(Records excerpted from a collection)
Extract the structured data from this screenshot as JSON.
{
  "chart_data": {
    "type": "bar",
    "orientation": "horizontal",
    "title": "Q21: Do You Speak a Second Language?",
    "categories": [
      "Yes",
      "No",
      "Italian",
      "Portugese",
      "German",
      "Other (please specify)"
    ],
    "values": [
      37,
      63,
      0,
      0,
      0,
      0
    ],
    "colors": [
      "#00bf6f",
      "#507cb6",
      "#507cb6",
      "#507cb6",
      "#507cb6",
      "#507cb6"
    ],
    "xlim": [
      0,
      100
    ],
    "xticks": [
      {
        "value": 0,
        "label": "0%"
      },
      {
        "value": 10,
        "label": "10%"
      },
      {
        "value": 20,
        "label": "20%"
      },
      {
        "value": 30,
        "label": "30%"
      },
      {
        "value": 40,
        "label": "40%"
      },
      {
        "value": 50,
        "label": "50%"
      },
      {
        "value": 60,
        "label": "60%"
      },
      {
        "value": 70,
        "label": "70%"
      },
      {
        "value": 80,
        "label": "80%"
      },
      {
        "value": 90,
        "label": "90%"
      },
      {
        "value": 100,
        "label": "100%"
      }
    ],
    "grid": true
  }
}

TASK TO COMPLETE: Find the lines above holding the word "label" and show them.

SOLUTION FOR THIS PROBLEM:
        "label": "0%"
        "label": "10%"
        "label": "20%"
        "label": "30%"
        "label": "40%"
        "label": "50%"
        "label": "60%"
        "label": "70%"
        "label": "80%"
        "label": "90%"
        "label": "100%"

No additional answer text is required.